(Records about charts and figures)

[Start]

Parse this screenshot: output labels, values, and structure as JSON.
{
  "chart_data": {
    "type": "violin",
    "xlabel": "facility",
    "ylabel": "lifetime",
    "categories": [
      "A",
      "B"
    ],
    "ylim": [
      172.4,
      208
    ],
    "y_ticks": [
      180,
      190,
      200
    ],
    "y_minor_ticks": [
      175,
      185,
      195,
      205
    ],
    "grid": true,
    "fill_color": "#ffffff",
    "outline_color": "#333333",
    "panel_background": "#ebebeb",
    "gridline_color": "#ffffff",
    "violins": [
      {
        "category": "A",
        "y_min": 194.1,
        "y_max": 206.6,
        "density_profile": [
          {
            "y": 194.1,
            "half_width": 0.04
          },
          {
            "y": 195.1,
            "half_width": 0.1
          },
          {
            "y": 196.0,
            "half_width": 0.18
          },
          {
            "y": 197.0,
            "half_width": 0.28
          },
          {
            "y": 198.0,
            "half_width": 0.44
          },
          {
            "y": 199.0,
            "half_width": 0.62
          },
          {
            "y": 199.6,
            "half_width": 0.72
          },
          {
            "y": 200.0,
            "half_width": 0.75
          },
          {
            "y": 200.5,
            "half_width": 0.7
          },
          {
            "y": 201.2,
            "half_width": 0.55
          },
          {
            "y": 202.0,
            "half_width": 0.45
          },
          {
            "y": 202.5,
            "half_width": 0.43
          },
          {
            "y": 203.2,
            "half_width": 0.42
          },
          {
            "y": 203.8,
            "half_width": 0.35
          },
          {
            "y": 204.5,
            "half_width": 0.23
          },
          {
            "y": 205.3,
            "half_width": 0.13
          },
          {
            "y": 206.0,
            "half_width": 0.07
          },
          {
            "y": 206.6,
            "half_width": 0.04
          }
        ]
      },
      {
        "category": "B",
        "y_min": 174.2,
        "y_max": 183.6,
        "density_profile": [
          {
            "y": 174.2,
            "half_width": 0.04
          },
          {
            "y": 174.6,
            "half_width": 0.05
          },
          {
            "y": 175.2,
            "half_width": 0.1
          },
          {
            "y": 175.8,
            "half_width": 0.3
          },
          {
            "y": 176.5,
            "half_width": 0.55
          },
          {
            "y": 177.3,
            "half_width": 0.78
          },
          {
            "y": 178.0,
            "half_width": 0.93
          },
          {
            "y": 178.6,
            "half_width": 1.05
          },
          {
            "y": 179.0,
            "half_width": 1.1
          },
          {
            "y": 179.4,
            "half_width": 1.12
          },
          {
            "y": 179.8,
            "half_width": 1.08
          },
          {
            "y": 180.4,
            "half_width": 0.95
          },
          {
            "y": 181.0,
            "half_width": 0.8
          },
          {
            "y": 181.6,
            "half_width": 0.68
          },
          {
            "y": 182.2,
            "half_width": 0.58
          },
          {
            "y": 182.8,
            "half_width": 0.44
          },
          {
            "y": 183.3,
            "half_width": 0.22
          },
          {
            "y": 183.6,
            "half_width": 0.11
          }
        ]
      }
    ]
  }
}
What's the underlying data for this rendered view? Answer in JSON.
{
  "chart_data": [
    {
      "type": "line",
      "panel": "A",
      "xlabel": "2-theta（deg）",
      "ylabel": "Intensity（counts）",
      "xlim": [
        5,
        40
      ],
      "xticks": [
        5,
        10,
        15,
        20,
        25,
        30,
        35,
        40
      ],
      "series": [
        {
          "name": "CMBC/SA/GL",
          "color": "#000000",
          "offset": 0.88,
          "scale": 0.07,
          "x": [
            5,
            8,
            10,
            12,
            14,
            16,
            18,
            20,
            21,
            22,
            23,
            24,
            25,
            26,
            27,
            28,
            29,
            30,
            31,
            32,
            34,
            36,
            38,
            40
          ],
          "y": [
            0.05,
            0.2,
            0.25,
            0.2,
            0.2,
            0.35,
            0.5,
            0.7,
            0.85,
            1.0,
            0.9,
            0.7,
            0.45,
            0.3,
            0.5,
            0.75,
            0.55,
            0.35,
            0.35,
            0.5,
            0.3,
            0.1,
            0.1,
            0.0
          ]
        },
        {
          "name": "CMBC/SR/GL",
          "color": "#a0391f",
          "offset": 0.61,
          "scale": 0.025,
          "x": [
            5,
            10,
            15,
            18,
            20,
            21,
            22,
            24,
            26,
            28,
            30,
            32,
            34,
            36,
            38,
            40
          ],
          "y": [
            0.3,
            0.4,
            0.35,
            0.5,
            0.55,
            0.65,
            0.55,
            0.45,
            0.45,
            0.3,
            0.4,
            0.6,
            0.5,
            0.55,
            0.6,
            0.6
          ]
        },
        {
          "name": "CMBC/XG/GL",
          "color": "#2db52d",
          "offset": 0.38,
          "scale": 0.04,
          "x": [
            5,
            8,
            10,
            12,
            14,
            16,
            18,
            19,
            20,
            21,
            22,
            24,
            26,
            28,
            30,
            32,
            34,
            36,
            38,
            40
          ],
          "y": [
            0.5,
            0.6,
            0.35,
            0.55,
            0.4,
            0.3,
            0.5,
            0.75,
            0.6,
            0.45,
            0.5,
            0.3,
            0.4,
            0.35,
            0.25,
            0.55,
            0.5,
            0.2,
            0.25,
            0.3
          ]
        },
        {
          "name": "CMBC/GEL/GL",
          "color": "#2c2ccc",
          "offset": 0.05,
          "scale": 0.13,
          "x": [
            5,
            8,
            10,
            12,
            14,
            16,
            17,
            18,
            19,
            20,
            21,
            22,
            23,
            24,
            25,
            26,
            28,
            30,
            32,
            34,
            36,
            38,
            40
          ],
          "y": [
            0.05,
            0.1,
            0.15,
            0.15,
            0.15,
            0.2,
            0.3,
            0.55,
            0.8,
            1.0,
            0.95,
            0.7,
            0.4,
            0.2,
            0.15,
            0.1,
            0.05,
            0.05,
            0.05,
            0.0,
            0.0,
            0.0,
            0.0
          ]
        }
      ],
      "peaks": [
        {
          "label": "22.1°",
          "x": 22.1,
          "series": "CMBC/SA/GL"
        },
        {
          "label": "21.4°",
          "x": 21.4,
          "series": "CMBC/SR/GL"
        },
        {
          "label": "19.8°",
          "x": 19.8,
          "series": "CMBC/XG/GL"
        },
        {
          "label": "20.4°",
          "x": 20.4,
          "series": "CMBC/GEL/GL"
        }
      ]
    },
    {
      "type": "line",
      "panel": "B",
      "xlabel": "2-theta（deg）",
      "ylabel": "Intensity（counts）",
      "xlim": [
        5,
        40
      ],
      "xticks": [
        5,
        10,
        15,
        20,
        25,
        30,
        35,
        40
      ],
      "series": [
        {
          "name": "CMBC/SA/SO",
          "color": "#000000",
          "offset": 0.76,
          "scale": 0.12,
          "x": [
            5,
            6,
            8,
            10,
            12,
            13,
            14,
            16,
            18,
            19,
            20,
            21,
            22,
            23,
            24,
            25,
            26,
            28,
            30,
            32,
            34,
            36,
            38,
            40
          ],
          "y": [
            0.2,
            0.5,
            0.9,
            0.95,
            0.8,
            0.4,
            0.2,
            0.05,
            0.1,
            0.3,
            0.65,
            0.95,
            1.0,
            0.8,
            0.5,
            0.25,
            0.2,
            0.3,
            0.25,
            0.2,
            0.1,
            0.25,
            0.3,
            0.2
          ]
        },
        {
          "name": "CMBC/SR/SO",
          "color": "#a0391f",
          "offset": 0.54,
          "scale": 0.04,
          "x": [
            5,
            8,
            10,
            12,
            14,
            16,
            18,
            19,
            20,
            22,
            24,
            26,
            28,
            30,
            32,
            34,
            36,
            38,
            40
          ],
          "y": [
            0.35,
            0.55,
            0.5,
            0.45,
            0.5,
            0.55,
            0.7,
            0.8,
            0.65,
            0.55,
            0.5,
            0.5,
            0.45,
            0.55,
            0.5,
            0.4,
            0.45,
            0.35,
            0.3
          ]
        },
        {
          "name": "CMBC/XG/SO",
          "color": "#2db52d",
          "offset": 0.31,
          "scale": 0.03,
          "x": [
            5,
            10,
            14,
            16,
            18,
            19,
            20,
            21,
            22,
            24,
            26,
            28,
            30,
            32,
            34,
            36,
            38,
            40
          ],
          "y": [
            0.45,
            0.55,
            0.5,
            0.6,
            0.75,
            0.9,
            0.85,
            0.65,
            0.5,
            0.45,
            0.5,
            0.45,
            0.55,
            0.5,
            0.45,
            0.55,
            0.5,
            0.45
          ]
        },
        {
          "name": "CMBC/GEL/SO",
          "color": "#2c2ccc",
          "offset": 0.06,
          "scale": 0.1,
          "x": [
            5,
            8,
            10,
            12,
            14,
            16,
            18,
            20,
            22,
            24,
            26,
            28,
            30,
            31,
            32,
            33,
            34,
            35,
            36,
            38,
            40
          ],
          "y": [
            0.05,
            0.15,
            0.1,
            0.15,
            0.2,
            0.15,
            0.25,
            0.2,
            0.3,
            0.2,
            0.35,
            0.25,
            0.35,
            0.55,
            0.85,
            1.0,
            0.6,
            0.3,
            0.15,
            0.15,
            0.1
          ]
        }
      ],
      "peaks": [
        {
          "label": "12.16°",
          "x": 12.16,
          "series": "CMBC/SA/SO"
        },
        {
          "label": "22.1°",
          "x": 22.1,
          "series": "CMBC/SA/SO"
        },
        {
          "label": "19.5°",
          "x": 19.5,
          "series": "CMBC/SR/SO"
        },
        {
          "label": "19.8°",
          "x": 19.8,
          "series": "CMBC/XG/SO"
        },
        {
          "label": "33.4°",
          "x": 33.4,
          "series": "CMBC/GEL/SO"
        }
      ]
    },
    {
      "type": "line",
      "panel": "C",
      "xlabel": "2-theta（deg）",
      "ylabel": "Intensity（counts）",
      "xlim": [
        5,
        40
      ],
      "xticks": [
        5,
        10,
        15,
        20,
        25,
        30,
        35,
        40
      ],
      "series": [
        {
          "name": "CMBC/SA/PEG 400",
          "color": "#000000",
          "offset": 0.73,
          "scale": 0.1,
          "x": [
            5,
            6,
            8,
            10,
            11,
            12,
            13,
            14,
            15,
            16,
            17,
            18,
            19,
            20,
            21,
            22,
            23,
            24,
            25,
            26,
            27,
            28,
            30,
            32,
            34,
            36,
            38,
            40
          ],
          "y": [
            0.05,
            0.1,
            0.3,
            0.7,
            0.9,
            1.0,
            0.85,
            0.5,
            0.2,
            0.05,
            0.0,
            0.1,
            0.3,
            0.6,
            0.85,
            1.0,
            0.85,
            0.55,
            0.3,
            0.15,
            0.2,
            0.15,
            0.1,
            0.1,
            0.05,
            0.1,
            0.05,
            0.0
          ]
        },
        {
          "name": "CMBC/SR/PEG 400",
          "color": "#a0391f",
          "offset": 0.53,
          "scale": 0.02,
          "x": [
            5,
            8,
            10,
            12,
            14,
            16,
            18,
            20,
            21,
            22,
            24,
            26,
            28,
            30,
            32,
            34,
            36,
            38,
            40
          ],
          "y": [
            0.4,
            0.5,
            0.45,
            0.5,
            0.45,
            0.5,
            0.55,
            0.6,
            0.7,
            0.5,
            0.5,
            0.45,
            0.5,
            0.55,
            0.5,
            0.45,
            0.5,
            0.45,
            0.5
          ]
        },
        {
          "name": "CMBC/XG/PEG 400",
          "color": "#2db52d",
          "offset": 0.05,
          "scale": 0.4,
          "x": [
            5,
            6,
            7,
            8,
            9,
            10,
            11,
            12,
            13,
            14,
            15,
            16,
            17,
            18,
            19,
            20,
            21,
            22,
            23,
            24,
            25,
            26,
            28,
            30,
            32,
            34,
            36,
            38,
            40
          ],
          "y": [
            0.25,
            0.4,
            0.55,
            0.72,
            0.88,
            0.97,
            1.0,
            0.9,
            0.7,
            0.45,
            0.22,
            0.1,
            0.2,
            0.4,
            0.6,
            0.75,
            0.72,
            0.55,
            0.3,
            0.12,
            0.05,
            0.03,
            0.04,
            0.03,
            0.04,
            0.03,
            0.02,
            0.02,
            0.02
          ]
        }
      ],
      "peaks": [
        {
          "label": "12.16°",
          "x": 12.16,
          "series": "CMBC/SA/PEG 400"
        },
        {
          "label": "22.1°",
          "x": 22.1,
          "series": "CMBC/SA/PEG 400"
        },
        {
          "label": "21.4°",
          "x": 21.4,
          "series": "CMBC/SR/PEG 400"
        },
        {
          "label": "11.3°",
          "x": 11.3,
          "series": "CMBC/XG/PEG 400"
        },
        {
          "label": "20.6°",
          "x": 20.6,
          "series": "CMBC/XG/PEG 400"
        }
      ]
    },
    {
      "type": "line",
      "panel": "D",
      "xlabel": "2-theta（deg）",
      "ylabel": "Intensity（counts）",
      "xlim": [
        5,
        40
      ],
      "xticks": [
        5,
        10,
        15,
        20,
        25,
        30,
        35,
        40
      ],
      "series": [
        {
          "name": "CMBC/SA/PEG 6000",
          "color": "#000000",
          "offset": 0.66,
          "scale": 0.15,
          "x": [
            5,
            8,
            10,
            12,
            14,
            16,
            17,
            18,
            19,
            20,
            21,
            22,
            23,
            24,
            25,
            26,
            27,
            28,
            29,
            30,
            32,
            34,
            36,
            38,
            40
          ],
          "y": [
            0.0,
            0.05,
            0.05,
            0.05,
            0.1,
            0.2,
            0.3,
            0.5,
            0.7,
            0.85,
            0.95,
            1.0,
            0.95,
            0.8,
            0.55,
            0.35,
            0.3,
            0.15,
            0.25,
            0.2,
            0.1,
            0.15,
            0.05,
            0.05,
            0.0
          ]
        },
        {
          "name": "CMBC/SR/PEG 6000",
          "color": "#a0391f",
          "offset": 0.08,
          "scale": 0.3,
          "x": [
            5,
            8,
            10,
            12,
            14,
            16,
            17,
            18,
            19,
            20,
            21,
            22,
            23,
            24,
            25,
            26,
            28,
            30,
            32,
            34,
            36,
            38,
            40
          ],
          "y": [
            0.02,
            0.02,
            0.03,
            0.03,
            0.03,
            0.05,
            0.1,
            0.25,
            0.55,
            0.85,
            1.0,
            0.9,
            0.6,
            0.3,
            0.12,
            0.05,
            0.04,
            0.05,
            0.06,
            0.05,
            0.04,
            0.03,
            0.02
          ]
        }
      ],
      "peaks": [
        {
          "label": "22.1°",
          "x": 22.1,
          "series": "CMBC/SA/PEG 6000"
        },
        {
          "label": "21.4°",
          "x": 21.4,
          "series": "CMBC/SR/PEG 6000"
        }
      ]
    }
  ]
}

[End]

Exercise directions: Copy out every line of the data that includes the word "JSON".

Task output:
Parse this screenshot: output labels, values, and structure as JSON.
What's the underlying data for this rendered view? Answer in JSON.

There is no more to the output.